[Collection entries]
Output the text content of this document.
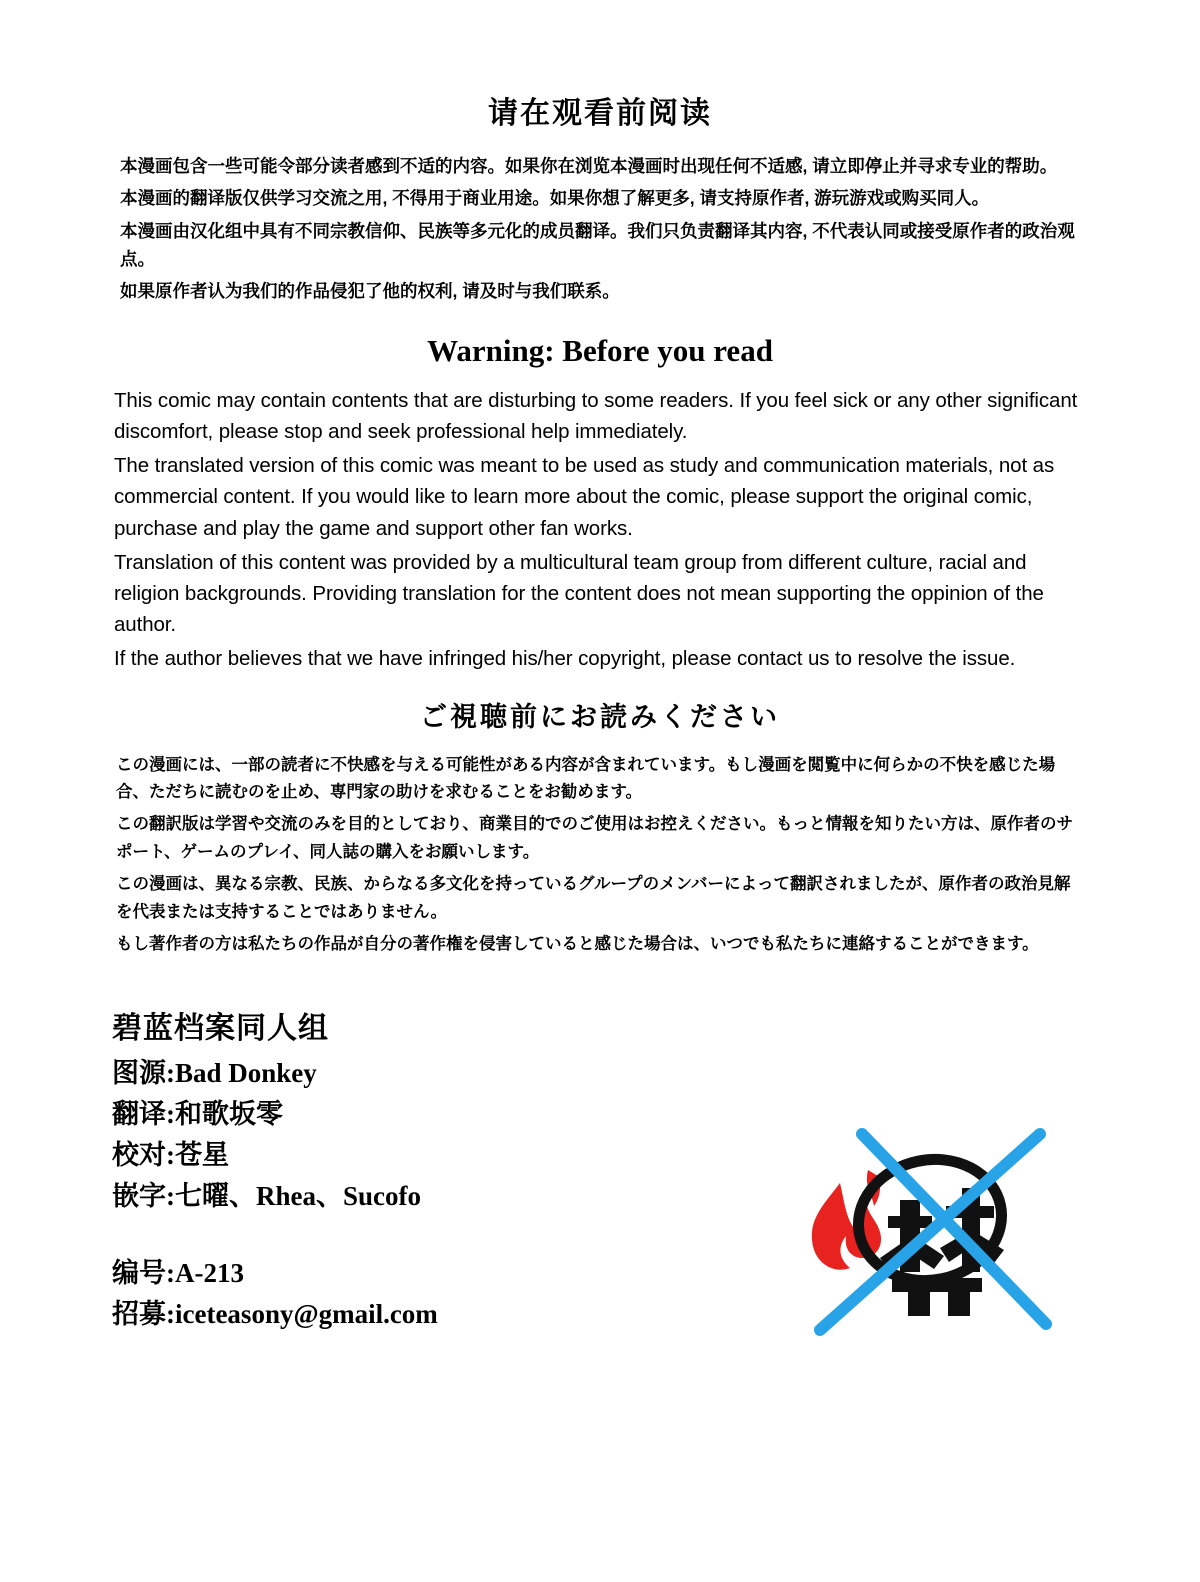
请在观看前阅读

本漫画包含一些可能令部分读者感到不适的内容。如果你在浏览本漫画时出现任何不适感, 请立即停止并寻求专业的帮助。

本漫画的翻译版仅供学习交流之用, 不得用于商业用途。如果你想了解更多, 请支持原作者, 游玩游戏或购买同人。

本漫画由汉化组中具有不同宗教信仰、民族等多元化的成员翻译。我们只负责翻译其内容, 不代表认同或接受原作者的政治观点。

如果原作者认为我们的作品侵犯了他的权利, 请及时与我们联系。

Warning: Before you read

This comic may contain contents that are disturbing to some readers. If you feel sick or any other significant discomfort, please stop and seek professional help immediately.

The translated version of this comic was meant to be used as study and communication materials, not as commercial content. If you would like to learn more about the comic, please support the original comic, purchase and play the game and support other fan works.

Translation of this content was provided by a multicultural team group from different culture, racial and religion backgrounds. Providing translation for the content does not mean supporting the oppinion of the author.

If the author believes that we have infringed his/her copyright, please contact us to resolve the issue.

ご視聴前にお読みください

この漫画には、一部の読者に不快感を与える可能性がある内容が含まれています。もし漫画を閲覧中に何らかの不快を感じた場合、ただちに読むのを止め、専門家の助けを求むることをお勧めます。

この翻訳版は学習や交流のみを目的としており、商業目的でのご使用はお控えください。もっと情報を知りたい方は、原作者のサポート、ゲームのプレイ、同人誌の購入をお願いします。

この漫画は、異なる宗教、民族、からなる多文化を持っているグループのメンバーによって翻訳されましたが、原作者の政治見解を代表または支持することではありません。

もし著作者の方は私たちの作品が自分の著作権を侵害していると感じた場合は、いつでも私たちに連絡することができます。

碧蓝档案同人组
图源:Bad Donkey
翻译:和歌坂零
校对:苍星
嵌字:七曜、Rhea、Sucofo
编号:A-213
招募:iceteasony@gmail.com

◆ WHAT NEEDS TO BE DONE:
Transcribe every record above exactly as written, leaving out any pictures.

◆ OUTPUT OF THE EXERCISE:
Output the text content of this document.
请在观看前阅读

本漫画包含一些可能令部分读者感到不适的内容。如果你在浏览本漫画时出现任何不适感, 请立即停止并寻求专业的帮助。

本漫画的翻译版仅供学习交流之用, 不得用于商业用途。如果你想了解更多, 请支持原作者, 游玩游戏或购买同人。

本漫画由汉化组中具有不同宗教信仰、民族等多元化的成员翻译。我们只负责翻译其内容, 不代表认同或接受原作者的政治观点。

如果原作者认为我们的作品侵犯了他的权利, 请及时与我们联系。

Warning: Before you read

This comic may contain contents that are disturbing to some readers. If you feel sick or any other significant discomfort, please stop and seek professional help immediately.

The translated version of this comic was meant to be used as study and communication materials, not as commercial content. If you would like to learn more about the comic, please support the original comic, purchase and play the game and support other fan works.

Translation of this content was provided by a multicultural team group from different culture, racial and religion backgrounds. Providing translation for the content does not mean supporting the oppinion of the author.

If the author believes that we have infringed his/her copyright, please contact us to resolve the issue.

ご視聴前にお読みください

この漫画には、一部の読者に不快感を与える可能性がある内容が含まれています。もし漫画を閲覧中に何らかの不快を感じた場合、ただちに読むのを止め、専門家の助けを求むることをお勧めます。

この翻訳版は学習や交流のみを目的としており、商業目的でのご使用はお控えください。もっと情報を知りたい方は、原作者のサポート、ゲームのプレイ、同人誌の購入をお願いします。

この漫画は、異なる宗教、民族、からなる多文化を持っているグループのメンバーによって翻訳されましたが、原作者の政治見解を代表または支持することではありません。

もし著作者の方は私たちの作品が自分の著作権を侵害していると感じた場合は、いつでも私たちに連絡することができます。

碧蓝档案同人组
图源:Bad Donkey
翻译:和歌坂零
校对:苍星
嵌字:七曜、Rhea、Sucofo
编号:A-213
招募:iceteasony@gmail.com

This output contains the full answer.